EXERCISE DESCRIPTION → Across the entries below, count the lines in which the word "Macedo" occurs. Reply with the count alone.

[Extracted data entries]
┄┄┄┄┄┄

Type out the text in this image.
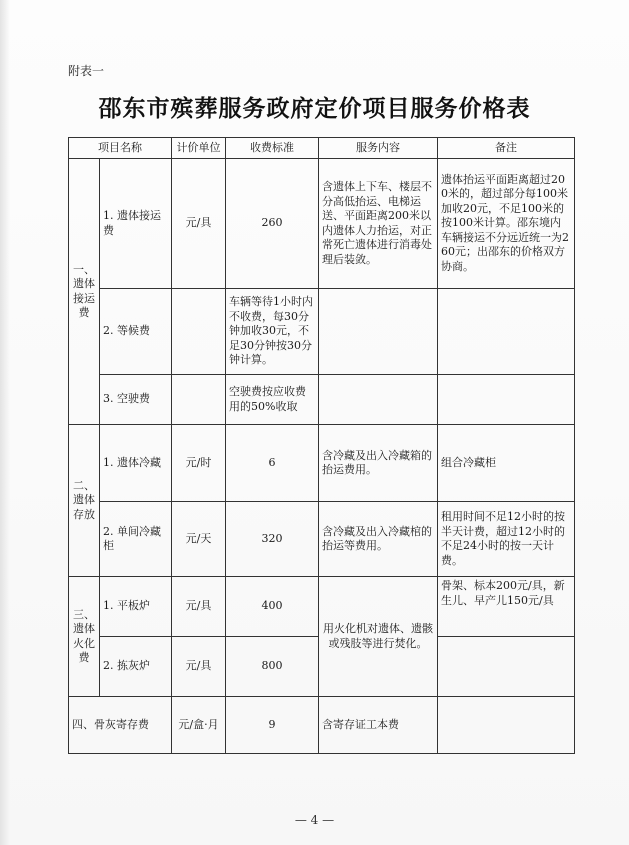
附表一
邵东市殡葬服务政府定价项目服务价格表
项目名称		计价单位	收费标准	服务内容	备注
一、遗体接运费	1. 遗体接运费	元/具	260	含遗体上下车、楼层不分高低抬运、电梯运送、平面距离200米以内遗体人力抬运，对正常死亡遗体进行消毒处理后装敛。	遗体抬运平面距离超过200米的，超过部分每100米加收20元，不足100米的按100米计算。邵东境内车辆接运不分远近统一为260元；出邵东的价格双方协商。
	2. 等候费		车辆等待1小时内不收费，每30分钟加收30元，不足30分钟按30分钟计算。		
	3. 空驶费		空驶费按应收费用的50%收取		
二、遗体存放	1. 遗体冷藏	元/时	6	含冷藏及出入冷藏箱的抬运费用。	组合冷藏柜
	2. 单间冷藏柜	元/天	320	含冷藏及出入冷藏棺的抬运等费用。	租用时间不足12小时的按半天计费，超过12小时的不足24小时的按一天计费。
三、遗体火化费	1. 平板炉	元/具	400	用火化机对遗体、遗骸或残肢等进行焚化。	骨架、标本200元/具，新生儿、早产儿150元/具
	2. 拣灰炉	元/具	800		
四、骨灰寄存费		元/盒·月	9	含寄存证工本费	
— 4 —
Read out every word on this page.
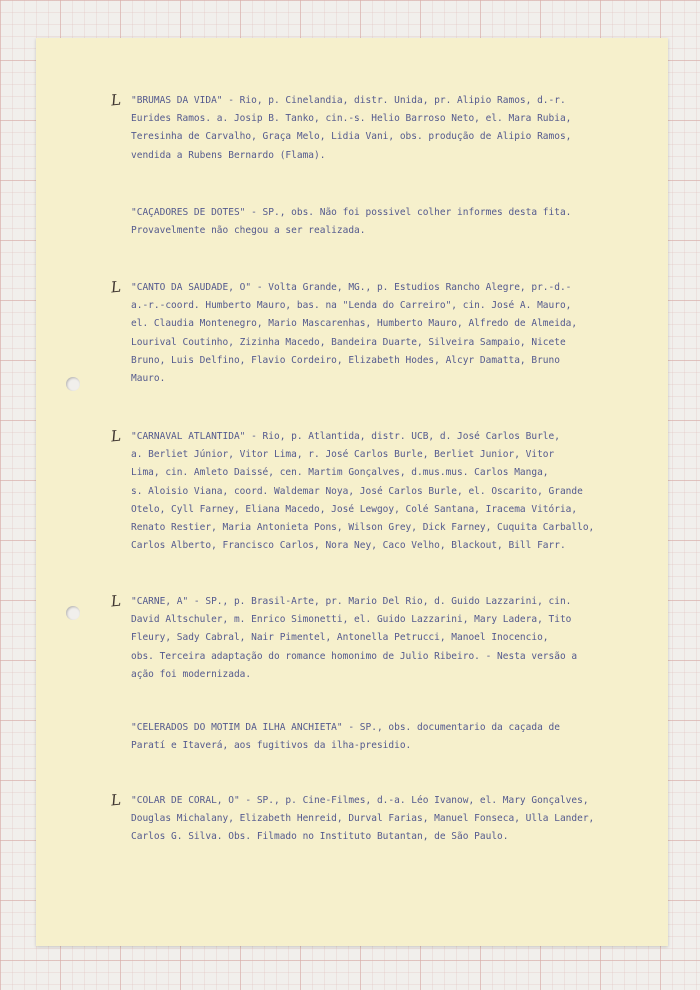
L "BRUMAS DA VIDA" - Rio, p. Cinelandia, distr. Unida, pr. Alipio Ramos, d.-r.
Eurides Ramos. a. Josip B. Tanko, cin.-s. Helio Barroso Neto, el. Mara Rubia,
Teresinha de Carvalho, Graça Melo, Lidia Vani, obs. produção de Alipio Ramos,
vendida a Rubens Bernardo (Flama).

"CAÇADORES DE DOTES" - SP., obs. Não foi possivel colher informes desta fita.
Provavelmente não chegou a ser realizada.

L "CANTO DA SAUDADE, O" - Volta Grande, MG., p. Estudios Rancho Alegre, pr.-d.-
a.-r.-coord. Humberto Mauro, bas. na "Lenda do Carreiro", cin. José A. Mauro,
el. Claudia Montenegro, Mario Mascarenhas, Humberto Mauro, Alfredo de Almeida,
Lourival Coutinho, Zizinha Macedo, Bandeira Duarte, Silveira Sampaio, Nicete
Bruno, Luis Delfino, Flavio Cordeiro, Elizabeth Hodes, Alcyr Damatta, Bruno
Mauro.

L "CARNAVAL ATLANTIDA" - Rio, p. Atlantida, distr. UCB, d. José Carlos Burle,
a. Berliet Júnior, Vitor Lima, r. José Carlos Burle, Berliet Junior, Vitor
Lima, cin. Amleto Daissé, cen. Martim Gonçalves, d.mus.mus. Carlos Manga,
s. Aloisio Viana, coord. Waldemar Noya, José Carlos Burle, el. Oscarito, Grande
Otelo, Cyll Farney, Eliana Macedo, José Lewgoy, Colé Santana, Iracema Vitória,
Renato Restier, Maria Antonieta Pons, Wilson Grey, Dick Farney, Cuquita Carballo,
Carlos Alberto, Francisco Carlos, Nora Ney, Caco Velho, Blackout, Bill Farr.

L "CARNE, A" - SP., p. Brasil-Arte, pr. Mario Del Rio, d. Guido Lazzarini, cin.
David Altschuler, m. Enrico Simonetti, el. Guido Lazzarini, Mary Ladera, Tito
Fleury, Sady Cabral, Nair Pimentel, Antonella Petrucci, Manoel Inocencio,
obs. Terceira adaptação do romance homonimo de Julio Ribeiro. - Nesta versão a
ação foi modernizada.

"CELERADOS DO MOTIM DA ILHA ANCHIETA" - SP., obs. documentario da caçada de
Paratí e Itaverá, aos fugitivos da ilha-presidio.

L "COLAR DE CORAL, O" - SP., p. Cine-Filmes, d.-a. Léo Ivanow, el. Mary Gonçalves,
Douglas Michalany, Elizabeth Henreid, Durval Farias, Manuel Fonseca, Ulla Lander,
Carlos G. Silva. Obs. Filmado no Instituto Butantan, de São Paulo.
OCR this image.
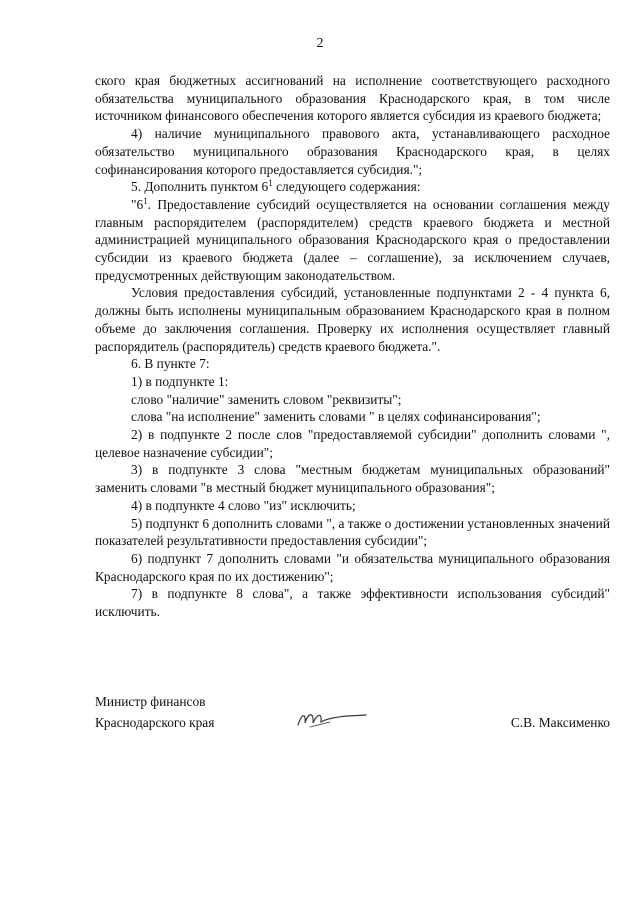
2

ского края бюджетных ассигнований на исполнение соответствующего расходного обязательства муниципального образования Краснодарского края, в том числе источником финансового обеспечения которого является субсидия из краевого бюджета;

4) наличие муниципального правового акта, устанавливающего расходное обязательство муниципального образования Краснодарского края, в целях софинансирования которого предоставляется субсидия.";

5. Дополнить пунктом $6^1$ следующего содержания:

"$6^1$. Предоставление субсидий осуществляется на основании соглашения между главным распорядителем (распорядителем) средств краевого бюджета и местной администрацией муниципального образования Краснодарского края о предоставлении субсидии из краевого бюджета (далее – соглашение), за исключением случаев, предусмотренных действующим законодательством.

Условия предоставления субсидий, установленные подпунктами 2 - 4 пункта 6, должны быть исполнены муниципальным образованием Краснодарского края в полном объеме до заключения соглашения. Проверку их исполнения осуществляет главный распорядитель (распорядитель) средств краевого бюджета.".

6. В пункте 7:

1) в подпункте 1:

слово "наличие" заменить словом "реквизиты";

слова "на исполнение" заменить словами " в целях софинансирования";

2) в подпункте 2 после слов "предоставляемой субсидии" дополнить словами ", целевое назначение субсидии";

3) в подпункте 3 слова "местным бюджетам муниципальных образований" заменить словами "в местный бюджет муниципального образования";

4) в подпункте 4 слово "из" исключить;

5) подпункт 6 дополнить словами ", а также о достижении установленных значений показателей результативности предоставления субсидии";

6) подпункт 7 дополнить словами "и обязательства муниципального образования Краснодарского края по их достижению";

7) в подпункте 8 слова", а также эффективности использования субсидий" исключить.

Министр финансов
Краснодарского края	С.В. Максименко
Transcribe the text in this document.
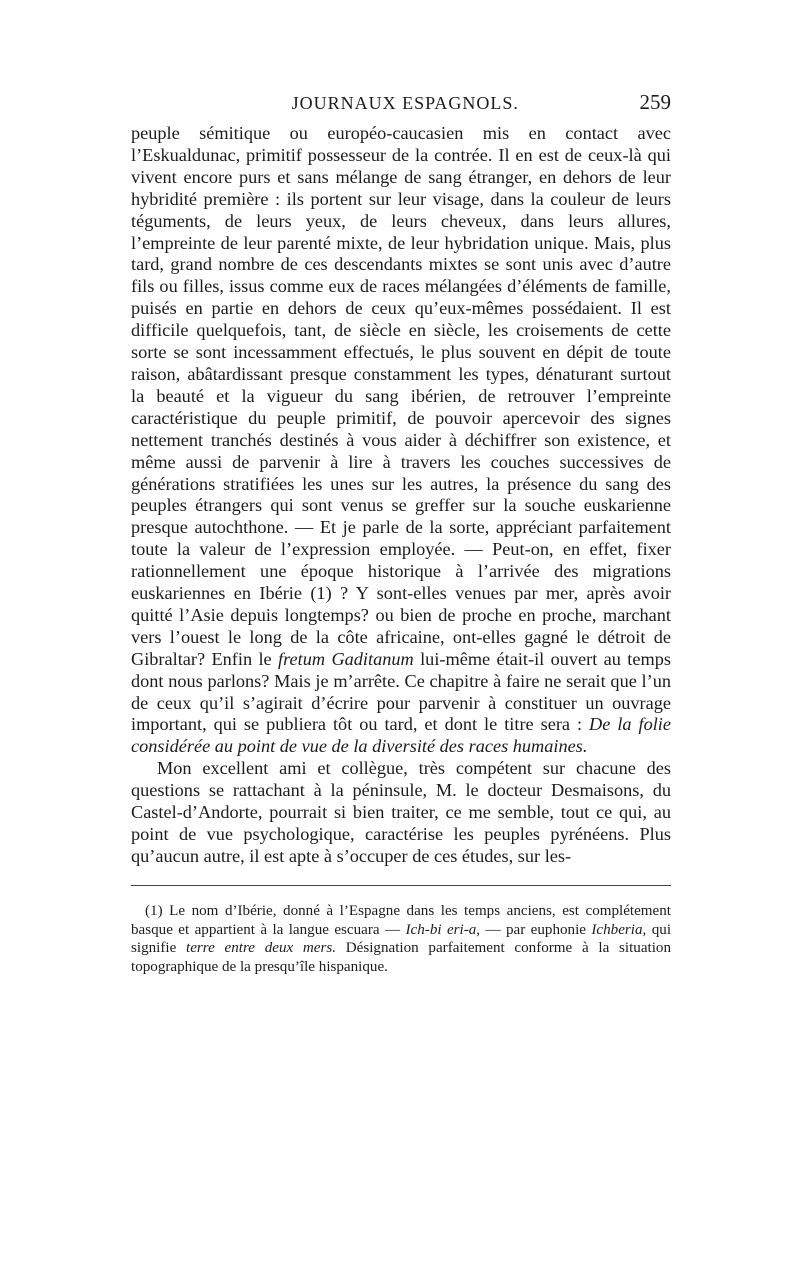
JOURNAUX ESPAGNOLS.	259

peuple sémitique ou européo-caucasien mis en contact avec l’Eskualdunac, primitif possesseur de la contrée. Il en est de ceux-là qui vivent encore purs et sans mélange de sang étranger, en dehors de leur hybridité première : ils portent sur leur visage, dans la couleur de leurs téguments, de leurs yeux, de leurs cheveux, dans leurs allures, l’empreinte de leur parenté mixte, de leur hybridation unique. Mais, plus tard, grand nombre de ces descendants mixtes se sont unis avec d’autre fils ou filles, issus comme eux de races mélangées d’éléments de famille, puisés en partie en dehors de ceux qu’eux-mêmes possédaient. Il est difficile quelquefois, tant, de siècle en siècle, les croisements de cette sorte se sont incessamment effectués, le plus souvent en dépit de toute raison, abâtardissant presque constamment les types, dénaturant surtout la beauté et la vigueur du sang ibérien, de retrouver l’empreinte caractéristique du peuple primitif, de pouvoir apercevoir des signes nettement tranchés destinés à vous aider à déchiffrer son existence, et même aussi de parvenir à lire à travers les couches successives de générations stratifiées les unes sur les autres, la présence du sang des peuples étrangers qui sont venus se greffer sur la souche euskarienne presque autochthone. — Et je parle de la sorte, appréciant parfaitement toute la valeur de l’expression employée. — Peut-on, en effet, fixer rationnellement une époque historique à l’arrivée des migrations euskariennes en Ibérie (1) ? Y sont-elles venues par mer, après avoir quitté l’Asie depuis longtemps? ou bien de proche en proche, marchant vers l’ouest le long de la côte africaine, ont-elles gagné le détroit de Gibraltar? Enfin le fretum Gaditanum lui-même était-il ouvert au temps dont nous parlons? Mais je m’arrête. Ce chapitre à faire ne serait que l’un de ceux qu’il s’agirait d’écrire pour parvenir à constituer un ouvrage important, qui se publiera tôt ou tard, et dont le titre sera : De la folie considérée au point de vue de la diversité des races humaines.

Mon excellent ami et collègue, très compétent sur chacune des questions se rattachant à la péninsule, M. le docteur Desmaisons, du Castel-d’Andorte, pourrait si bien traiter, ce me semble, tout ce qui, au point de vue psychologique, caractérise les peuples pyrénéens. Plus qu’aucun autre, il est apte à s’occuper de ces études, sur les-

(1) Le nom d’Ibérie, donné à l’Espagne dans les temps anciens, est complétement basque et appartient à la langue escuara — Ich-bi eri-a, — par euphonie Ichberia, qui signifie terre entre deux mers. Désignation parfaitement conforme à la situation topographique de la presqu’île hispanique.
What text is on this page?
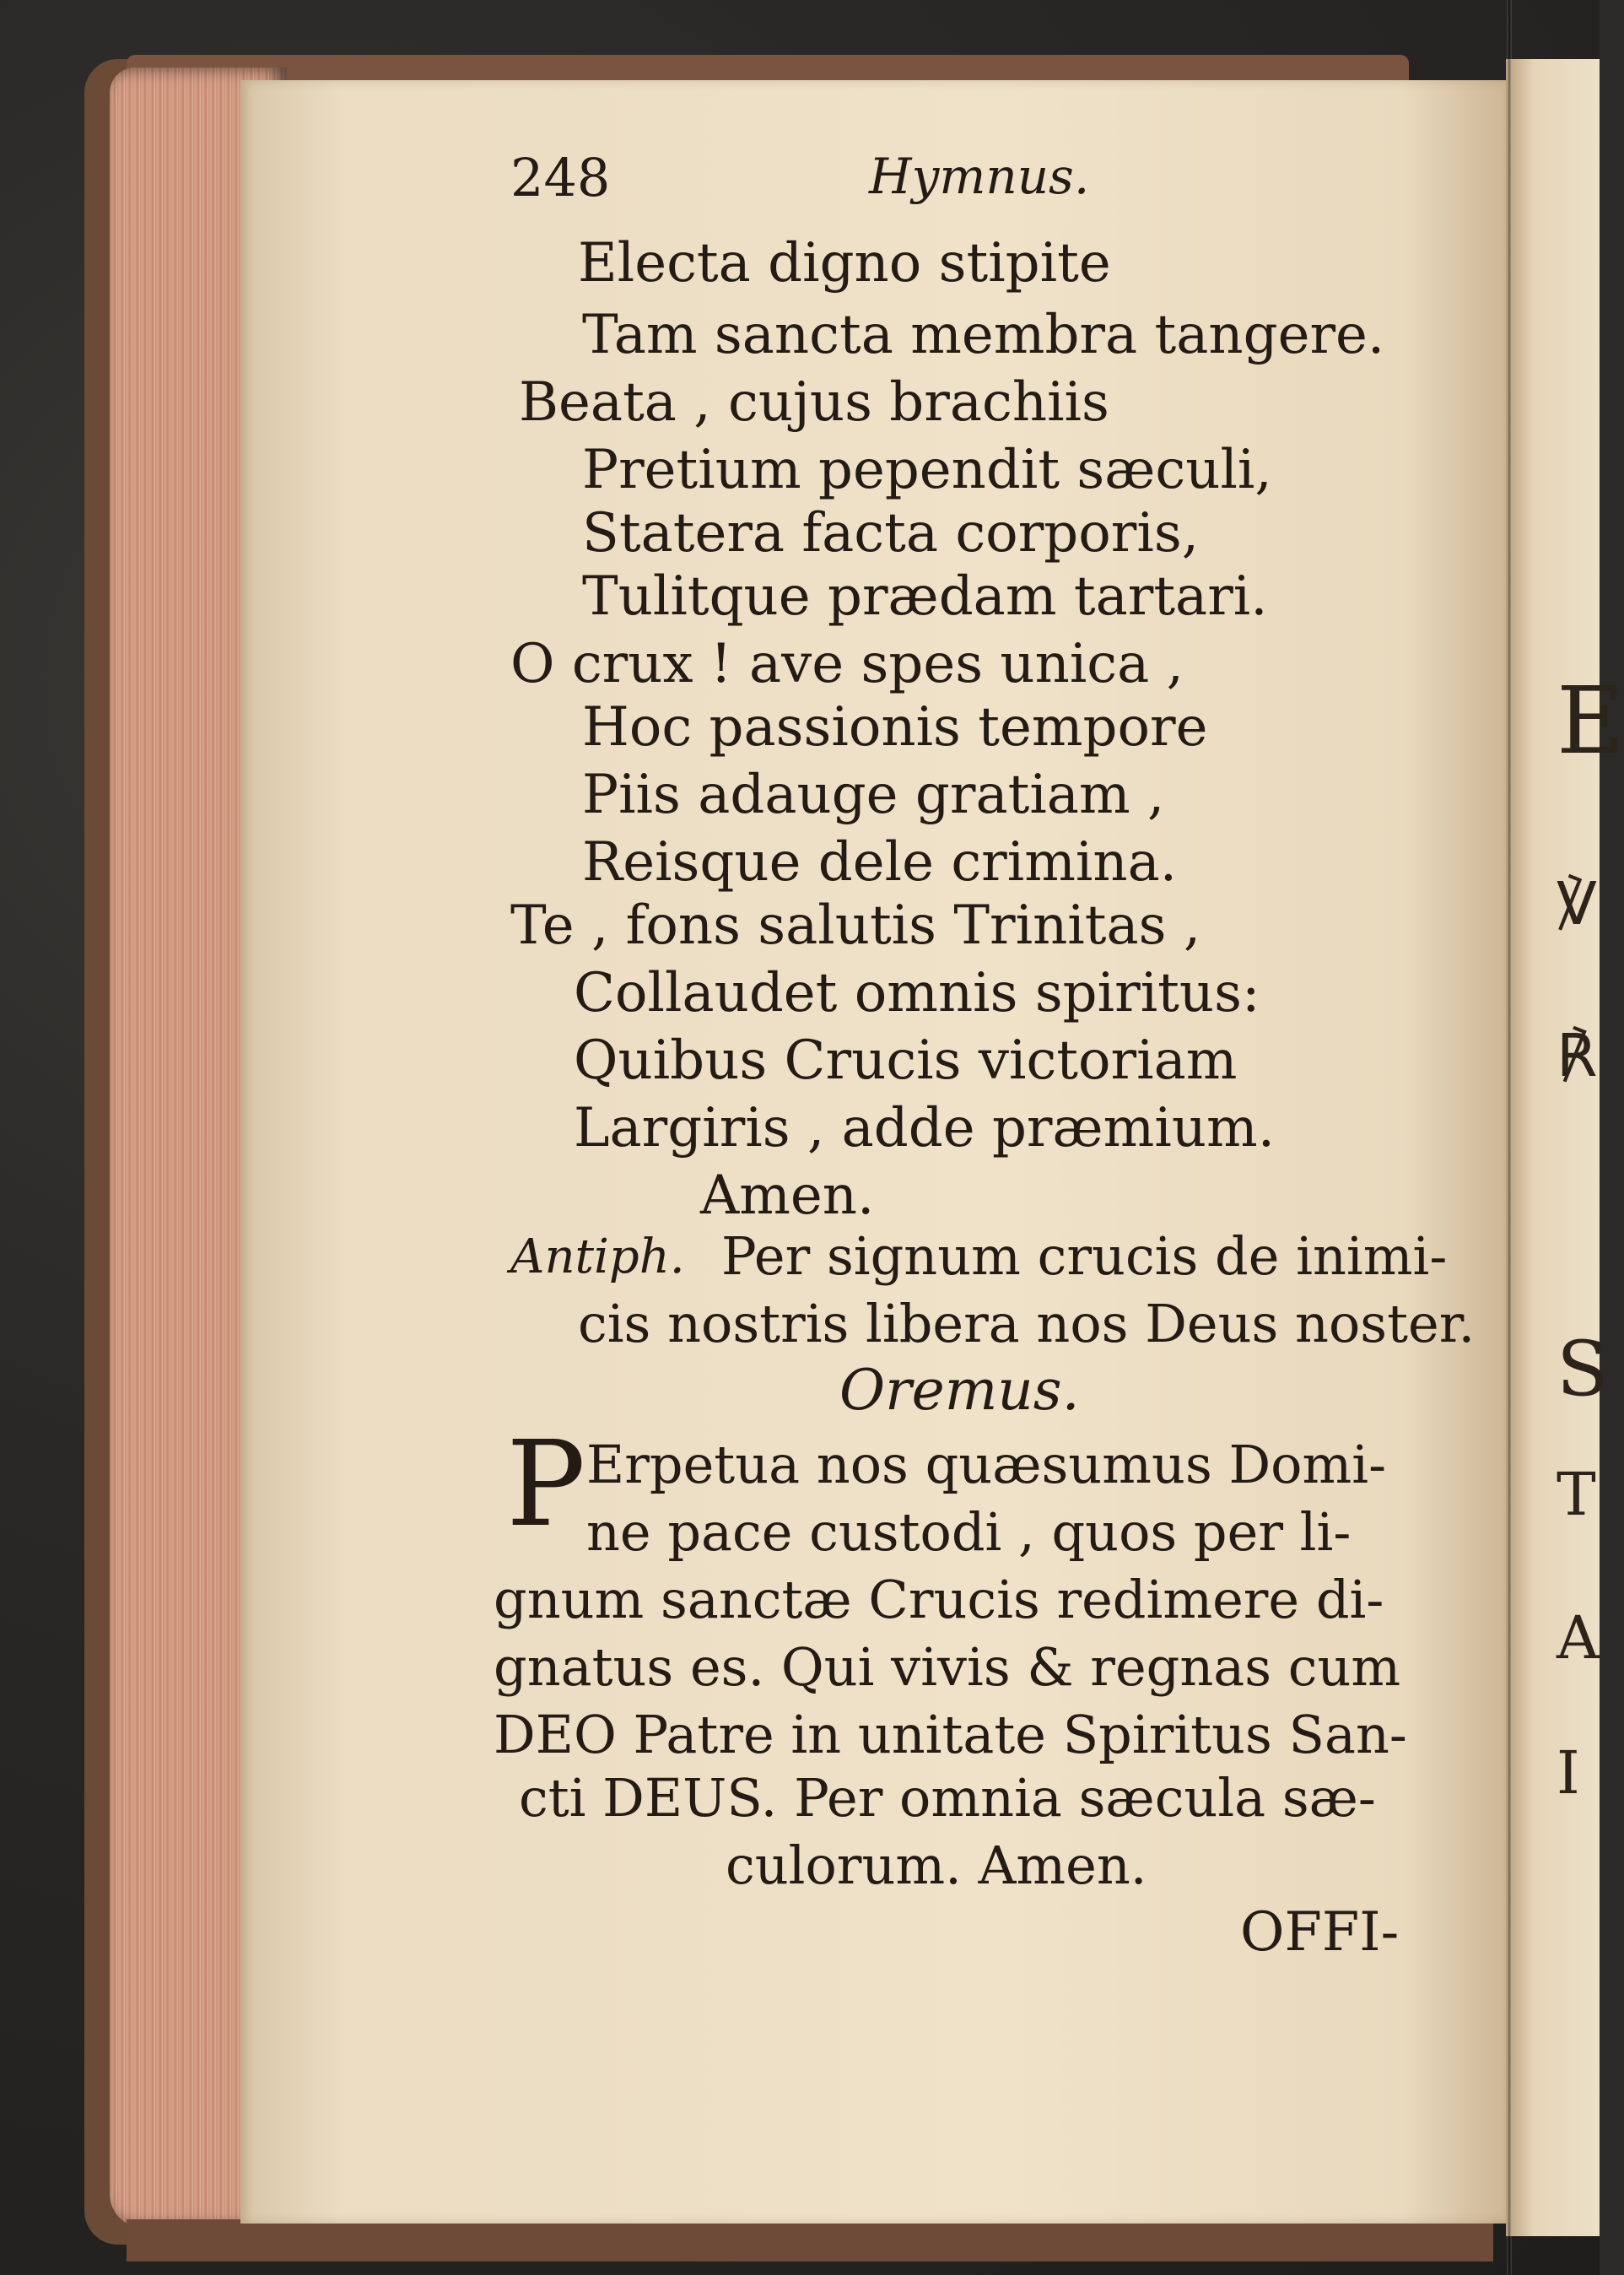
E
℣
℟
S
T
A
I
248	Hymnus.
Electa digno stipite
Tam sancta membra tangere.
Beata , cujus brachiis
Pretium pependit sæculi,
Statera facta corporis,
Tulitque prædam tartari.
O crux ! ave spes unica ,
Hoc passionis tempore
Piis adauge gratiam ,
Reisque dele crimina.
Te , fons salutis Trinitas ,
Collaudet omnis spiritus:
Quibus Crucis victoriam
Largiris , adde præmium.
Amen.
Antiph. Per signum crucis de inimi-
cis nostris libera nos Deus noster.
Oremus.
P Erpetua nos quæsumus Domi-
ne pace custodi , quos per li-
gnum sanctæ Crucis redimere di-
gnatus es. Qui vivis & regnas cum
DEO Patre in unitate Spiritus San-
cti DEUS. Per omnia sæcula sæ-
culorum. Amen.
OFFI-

┄┄┄┄┄┄

ANSWER BELOW → 2